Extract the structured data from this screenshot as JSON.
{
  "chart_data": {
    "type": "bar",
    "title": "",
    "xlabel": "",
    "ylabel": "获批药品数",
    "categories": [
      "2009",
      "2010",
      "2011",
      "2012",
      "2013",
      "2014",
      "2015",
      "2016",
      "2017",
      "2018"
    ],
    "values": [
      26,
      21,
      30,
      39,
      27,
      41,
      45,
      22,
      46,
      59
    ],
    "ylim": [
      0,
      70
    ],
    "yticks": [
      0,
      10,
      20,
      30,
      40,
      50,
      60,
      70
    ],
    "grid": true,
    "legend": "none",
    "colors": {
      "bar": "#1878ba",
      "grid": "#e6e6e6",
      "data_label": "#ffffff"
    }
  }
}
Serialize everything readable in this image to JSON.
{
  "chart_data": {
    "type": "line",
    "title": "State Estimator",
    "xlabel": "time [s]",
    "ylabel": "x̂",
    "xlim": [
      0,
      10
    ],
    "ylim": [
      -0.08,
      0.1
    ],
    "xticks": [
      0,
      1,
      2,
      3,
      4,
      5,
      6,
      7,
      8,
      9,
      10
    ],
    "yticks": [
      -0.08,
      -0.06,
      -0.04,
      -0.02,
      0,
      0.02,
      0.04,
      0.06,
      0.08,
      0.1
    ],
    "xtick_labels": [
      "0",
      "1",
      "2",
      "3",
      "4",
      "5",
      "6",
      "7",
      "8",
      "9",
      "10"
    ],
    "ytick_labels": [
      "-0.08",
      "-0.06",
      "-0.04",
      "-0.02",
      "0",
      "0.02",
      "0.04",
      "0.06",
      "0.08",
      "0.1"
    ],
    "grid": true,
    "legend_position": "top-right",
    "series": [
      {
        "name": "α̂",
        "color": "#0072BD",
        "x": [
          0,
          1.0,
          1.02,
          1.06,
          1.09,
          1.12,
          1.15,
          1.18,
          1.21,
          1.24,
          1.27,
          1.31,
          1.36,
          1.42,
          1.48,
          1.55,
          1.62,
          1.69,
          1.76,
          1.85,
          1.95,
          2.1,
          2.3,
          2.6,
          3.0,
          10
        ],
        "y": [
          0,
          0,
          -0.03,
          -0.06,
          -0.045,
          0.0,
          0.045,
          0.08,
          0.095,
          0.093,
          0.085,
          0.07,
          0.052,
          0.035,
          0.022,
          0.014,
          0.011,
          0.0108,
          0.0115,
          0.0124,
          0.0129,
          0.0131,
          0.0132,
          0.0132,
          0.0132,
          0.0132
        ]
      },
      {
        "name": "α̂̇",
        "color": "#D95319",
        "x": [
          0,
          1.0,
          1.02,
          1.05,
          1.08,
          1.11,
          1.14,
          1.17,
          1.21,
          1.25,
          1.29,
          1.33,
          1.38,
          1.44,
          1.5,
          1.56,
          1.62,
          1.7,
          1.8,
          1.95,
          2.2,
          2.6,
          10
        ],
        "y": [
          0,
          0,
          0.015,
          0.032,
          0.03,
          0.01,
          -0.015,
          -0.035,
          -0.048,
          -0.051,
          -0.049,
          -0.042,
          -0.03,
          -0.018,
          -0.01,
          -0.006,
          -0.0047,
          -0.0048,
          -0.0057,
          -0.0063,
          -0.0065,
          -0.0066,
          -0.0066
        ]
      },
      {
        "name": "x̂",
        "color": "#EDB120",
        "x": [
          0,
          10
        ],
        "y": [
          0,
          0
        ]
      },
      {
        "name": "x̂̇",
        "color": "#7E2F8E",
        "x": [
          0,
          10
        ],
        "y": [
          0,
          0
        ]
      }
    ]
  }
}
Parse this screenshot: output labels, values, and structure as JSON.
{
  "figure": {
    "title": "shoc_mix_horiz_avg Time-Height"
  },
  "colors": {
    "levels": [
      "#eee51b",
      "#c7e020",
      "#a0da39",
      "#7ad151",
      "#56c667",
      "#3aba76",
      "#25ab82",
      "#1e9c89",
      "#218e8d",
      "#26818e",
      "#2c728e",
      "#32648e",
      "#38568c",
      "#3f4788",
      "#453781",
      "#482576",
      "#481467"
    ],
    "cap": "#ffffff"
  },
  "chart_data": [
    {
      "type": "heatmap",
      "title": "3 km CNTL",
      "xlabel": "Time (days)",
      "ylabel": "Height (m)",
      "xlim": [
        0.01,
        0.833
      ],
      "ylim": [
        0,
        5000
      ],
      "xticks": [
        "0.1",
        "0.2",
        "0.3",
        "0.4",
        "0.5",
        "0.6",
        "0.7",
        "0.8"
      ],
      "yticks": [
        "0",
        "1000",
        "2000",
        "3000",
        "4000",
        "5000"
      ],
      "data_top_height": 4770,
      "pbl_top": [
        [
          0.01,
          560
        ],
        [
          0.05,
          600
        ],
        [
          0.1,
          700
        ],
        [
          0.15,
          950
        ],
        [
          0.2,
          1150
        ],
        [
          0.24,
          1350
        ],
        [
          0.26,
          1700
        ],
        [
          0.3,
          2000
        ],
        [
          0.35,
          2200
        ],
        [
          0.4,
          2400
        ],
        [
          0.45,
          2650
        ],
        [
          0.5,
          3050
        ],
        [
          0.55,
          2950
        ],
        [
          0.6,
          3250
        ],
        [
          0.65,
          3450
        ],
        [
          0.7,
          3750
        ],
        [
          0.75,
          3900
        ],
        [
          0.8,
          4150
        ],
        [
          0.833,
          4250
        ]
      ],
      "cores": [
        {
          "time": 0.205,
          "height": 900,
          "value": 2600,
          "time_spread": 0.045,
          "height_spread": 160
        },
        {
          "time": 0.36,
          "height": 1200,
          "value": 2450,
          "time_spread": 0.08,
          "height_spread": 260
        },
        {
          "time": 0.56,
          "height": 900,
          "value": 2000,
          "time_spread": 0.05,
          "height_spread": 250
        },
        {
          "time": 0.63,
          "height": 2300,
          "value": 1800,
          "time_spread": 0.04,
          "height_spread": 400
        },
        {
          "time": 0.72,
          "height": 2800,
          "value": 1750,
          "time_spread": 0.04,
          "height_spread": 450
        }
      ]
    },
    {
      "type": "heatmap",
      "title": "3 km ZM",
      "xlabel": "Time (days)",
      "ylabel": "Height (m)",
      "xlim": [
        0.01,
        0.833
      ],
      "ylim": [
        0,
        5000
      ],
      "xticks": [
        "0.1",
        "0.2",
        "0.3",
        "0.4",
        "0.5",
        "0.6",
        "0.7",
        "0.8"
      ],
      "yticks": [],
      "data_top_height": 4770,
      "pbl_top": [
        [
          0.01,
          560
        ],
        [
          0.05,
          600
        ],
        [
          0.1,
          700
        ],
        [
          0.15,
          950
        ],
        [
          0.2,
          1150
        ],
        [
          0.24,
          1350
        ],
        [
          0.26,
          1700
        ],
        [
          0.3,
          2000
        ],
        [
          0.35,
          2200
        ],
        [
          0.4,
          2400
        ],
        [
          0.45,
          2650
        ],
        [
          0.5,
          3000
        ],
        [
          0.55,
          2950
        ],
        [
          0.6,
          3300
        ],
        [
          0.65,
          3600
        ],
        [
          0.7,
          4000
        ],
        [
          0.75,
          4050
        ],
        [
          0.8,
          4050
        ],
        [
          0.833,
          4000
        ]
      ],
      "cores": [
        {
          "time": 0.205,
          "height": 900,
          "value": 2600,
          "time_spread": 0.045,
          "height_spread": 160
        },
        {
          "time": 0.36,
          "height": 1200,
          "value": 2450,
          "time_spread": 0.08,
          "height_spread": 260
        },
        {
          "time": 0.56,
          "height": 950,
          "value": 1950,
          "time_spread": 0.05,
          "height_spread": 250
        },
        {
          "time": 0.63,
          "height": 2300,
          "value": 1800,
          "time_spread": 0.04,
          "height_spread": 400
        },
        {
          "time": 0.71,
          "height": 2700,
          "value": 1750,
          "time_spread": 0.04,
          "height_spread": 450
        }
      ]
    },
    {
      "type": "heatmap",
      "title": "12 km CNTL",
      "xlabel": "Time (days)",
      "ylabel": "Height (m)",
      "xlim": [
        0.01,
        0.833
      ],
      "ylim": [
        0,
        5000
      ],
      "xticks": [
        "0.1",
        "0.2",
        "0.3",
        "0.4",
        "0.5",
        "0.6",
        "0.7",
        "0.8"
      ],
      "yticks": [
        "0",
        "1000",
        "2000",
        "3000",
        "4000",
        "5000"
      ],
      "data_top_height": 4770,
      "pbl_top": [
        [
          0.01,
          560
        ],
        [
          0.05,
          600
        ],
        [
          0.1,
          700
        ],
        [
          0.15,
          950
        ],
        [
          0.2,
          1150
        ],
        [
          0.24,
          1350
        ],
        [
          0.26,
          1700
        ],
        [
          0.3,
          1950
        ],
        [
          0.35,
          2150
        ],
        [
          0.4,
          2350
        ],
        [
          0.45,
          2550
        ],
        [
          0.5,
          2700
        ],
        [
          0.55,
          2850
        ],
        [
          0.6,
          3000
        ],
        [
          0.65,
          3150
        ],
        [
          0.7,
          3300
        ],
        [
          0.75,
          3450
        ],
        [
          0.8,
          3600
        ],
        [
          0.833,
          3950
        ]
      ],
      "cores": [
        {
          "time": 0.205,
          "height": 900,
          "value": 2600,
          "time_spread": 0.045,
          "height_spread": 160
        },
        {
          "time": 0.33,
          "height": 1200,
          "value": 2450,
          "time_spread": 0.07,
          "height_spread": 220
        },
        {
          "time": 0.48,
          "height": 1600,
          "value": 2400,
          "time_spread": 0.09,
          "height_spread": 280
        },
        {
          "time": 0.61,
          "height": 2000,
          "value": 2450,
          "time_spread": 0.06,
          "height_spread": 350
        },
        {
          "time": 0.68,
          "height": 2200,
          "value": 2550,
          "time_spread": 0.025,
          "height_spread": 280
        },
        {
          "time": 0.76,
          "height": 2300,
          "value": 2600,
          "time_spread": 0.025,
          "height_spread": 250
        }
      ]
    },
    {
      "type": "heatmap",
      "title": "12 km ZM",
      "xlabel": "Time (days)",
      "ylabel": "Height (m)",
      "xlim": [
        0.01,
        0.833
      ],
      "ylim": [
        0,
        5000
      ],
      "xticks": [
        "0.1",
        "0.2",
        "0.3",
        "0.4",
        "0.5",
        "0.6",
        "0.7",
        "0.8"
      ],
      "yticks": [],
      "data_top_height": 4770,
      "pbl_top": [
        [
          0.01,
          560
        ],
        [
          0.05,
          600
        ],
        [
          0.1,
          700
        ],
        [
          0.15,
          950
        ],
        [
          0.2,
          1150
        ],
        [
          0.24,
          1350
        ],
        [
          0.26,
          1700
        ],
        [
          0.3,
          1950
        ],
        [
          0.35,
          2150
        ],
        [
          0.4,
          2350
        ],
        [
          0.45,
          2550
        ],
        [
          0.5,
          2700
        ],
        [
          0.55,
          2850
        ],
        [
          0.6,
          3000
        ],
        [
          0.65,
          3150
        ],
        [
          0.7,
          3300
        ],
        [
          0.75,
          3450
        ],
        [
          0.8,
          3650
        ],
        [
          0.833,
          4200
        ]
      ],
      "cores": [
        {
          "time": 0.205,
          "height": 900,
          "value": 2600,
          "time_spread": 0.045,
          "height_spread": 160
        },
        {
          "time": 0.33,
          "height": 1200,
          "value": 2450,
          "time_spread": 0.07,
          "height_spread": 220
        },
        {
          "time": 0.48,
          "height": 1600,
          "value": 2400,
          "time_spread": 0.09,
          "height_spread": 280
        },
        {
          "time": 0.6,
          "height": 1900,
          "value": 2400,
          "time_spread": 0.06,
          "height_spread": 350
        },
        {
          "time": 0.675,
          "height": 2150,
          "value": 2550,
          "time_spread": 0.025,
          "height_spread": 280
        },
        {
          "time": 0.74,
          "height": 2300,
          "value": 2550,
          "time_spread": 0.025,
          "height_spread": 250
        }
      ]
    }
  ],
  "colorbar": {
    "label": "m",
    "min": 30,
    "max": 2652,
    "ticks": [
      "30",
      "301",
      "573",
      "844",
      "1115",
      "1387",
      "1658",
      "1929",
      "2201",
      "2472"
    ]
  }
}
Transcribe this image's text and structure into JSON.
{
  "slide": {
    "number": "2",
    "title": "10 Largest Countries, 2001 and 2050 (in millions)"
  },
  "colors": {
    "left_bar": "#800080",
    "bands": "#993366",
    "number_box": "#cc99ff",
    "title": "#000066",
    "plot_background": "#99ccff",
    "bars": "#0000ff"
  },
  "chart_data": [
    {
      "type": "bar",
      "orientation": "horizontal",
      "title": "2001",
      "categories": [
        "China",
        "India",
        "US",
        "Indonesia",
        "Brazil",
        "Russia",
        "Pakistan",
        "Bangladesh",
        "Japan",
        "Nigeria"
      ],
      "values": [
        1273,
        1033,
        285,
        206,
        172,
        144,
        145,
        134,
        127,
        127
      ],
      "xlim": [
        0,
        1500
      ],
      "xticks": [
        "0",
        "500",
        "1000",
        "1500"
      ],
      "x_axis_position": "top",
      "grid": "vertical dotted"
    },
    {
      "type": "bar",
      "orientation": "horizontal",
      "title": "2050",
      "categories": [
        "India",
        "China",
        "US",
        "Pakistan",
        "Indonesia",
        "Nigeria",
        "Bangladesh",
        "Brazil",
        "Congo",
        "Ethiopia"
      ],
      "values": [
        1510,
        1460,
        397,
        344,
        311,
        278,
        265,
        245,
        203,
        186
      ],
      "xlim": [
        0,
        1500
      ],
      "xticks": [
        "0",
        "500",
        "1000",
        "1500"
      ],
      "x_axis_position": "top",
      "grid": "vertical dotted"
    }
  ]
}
——
> _Task description_
In the entries above, identify each line that includes the string "screenshot", then copy it.

> _Result for this task_
Extract the structured data from this screenshot as JSON.
Parse this screenshot: output labels, values, and structure as JSON.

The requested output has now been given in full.